Requirement: Reproduce the material word for word; the images stay out.

Dataset listings of figures:
********************
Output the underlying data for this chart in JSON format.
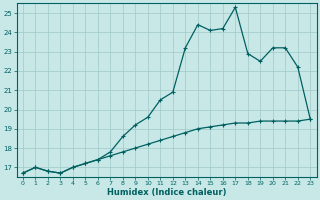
{
  "xlabel": "Humidex (Indice chaleur)",
  "bg_color": "#c8e8e8",
  "grid_color": "#a0c8c8",
  "line_color": "#006060",
  "xlim": [
    -0.5,
    23.5
  ],
  "ylim": [
    16.5,
    25.5
  ],
  "yticks": [
    17,
    18,
    19,
    20,
    21,
    22,
    23,
    24,
    25
  ],
  "xticks": [
    0,
    1,
    2,
    3,
    4,
    5,
    6,
    7,
    8,
    9,
    10,
    11,
    12,
    13,
    14,
    15,
    16,
    17,
    18,
    19,
    20,
    21,
    22,
    23
  ],
  "line1_x": [
    0,
    1,
    2,
    3,
    4,
    5,
    6,
    7,
    8,
    9,
    10,
    11,
    12,
    13,
    14,
    15,
    16,
    17,
    18,
    19,
    20,
    21,
    22,
    23
  ],
  "line1_y": [
    16.7,
    17.0,
    16.8,
    16.7,
    17.0,
    17.2,
    17.4,
    17.6,
    17.8,
    18.0,
    18.2,
    18.4,
    18.6,
    18.8,
    19.0,
    19.1,
    19.2,
    19.3,
    19.3,
    19.4,
    19.4,
    19.4,
    19.4,
    19.5
  ],
  "line2_x": [
    0,
    1,
    2,
    3,
    4,
    5,
    6,
    7,
    8,
    9,
    10,
    11,
    12,
    13,
    14,
    15,
    16,
    17,
    18,
    19,
    20,
    21,
    22,
    23
  ],
  "line2_y": [
    16.7,
    17.0,
    16.8,
    16.7,
    17.0,
    17.2,
    17.4,
    17.8,
    18.6,
    19.2,
    19.6,
    20.5,
    20.9,
    23.2,
    24.4,
    24.1,
    24.2,
    25.3,
    22.9,
    22.5,
    23.2,
    23.2,
    22.2,
    19.5
  ]
}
********************
Result of the exercise:
Output the underlying data for this chart in JSON format.
{
  "xlabel": "Humidex (Indice chaleur)",
  "bg_color": "#c8e8e8",
  "grid_color": "#a0c8c8",
  "line_color": "#006060",
  "xlim": [
    -0.5,
    23.5
  ],
  "ylim": [
    16.5,
    25.5
  ],
  "yticks": [
    17,
    18,
    19,
    20,
    21,
    22,
    23,
    24,
    25
  ],
  "xticks": [
    0,
    1,
    2,
    3,
    4,
    5,
    6,
    7,
    8,
    9,
    10,
    11,
    12,
    13,
    14,
    15,
    16,
    17,
    18,
    19,
    20,
    21,
    22,
    23
  ],
  "line1_x": [
    0,
    1,
    2,
    3,
    4,
    5,
    6,
    7,
    8,
    9,
    10,
    11,
    12,
    13,
    14,
    15,
    16,
    17,
    18,
    19,
    20,
    21,
    22,
    23
  ],
  "line1_y": [
    16.7,
    17.0,
    16.8,
    16.7,
    17.0,
    17.2,
    17.4,
    17.6,
    17.8,
    18.0,
    18.2,
    18.4,
    18.6,
    18.8,
    19.0,
    19.1,
    19.2,
    19.3,
    19.3,
    19.4,
    19.4,
    19.4,
    19.4,
    19.5
  ],
  "line2_x": [
    0,
    1,
    2,
    3,
    4,
    5,
    6,
    7,
    8,
    9,
    10,
    11,
    12,
    13,
    14,
    15,
    16,
    17,
    18,
    19,
    20,
    21,
    22,
    23
  ],
  "line2_y": [
    16.7,
    17.0,
    16.8,
    16.7,
    17.0,
    17.2,
    17.4,
    17.8,
    18.6,
    19.2,
    19.6,
    20.5,
    20.9,
    23.2,
    24.4,
    24.1,
    24.2,
    25.3,
    22.9,
    22.5,
    23.2,
    23.2,
    22.2,
    19.5
  ]
}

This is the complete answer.